Brief – Search the listing for the string "положение" and copy every line that contains it.

Data supplied –
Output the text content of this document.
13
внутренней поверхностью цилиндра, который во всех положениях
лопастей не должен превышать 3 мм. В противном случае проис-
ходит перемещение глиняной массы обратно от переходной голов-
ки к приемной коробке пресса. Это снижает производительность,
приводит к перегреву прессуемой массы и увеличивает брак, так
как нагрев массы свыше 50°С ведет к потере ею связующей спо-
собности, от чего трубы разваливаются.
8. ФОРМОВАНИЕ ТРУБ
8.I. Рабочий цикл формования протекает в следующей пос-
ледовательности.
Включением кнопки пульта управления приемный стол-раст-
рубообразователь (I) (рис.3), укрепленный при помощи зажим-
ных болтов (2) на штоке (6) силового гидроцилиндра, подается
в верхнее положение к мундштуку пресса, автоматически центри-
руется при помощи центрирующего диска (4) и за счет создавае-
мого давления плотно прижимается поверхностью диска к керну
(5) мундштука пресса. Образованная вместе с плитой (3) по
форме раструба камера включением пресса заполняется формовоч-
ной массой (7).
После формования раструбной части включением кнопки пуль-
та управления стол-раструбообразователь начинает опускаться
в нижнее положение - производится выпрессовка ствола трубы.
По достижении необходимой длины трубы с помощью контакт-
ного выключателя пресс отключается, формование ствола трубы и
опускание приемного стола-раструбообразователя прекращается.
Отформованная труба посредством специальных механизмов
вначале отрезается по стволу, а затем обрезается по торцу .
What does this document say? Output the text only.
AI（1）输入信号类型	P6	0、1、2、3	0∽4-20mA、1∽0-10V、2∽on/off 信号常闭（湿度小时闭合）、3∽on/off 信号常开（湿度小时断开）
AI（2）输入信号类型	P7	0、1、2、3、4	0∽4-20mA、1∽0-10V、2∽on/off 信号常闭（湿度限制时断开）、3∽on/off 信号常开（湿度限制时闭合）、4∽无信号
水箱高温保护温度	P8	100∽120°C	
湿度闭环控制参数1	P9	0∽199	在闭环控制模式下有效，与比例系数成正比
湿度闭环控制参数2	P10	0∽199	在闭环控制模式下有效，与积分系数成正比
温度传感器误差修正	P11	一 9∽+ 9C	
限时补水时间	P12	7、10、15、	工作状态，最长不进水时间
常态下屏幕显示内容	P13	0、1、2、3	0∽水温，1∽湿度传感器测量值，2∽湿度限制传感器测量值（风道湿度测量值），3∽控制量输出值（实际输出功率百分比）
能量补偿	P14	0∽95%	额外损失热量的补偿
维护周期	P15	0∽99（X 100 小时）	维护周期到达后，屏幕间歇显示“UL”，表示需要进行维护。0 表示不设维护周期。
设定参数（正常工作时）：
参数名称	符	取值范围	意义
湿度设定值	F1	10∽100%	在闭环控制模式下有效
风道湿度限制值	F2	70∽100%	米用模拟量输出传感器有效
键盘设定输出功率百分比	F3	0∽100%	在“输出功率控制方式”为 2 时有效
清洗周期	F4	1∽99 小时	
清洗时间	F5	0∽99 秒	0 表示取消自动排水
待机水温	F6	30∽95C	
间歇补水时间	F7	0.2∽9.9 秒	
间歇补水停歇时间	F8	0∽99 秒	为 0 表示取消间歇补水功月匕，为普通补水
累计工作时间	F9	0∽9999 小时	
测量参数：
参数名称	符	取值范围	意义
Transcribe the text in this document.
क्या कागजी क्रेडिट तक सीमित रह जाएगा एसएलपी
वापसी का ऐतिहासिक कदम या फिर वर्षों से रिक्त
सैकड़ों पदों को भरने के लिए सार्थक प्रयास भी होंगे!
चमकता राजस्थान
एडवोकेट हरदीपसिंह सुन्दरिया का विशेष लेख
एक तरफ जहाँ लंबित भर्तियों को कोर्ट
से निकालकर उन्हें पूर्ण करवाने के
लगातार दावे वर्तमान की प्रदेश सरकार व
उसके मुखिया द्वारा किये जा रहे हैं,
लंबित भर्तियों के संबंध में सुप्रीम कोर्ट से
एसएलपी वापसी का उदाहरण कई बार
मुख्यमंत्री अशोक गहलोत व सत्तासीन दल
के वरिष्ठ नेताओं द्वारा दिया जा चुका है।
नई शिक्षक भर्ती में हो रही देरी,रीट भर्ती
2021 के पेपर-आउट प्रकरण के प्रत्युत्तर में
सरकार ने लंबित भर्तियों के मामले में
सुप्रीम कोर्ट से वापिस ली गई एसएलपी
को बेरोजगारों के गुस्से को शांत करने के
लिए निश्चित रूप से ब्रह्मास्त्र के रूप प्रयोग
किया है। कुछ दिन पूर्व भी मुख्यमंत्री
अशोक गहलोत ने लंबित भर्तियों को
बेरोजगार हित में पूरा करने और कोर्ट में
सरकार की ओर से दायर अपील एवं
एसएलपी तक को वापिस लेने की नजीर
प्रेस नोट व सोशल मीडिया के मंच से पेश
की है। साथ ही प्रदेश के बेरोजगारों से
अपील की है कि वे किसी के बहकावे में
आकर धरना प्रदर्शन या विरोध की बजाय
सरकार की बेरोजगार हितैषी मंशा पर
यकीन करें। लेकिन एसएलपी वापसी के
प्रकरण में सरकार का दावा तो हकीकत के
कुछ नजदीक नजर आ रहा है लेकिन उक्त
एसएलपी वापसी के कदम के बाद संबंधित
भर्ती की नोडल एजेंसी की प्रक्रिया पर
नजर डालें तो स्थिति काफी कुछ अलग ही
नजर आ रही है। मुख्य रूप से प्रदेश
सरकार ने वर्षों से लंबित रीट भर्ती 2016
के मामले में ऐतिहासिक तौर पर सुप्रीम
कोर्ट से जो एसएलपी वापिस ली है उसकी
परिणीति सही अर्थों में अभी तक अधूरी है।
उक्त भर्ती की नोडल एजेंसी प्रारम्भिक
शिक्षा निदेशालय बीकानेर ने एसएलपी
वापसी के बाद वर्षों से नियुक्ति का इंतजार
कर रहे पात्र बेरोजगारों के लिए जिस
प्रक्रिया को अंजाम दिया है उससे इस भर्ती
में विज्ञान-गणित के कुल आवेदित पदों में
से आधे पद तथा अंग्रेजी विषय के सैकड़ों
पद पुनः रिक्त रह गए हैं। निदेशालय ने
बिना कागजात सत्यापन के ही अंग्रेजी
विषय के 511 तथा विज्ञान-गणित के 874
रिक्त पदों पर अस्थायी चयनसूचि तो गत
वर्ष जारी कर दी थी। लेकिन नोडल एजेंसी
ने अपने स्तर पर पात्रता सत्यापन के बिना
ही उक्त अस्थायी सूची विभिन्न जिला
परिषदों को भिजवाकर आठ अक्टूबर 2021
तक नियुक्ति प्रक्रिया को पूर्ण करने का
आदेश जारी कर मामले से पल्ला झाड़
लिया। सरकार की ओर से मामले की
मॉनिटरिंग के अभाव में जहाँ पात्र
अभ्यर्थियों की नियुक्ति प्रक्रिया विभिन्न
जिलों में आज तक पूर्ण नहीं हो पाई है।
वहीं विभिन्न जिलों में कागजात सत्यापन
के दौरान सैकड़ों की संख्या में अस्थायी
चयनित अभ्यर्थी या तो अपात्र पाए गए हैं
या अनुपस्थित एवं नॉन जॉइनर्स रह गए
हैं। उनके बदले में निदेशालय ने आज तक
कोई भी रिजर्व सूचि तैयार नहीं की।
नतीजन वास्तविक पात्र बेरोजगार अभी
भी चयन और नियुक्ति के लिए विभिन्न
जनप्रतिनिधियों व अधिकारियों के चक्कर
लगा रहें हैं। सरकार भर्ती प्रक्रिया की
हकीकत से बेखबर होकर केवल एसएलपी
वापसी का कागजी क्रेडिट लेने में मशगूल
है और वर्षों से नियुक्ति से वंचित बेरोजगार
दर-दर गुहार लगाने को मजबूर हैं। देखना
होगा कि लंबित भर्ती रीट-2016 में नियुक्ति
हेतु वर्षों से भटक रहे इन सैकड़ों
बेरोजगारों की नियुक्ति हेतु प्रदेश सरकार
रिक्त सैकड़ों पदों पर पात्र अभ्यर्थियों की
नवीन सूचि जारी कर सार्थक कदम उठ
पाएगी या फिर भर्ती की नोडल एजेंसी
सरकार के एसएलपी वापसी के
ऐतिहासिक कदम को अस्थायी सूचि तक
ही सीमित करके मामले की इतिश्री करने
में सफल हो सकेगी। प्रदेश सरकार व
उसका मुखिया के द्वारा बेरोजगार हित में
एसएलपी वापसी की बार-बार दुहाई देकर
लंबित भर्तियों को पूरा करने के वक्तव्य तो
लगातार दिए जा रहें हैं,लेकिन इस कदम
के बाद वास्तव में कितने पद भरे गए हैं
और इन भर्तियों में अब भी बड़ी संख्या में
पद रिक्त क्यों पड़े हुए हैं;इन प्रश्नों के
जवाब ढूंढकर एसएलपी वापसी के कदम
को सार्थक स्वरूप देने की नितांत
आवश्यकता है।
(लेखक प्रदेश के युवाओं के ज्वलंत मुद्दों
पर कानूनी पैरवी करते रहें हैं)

Written answer –
в верхнее положение к мундштуку пресса, автоматически центри-
в нижнее положение - производится выпрессовка ствола трубы.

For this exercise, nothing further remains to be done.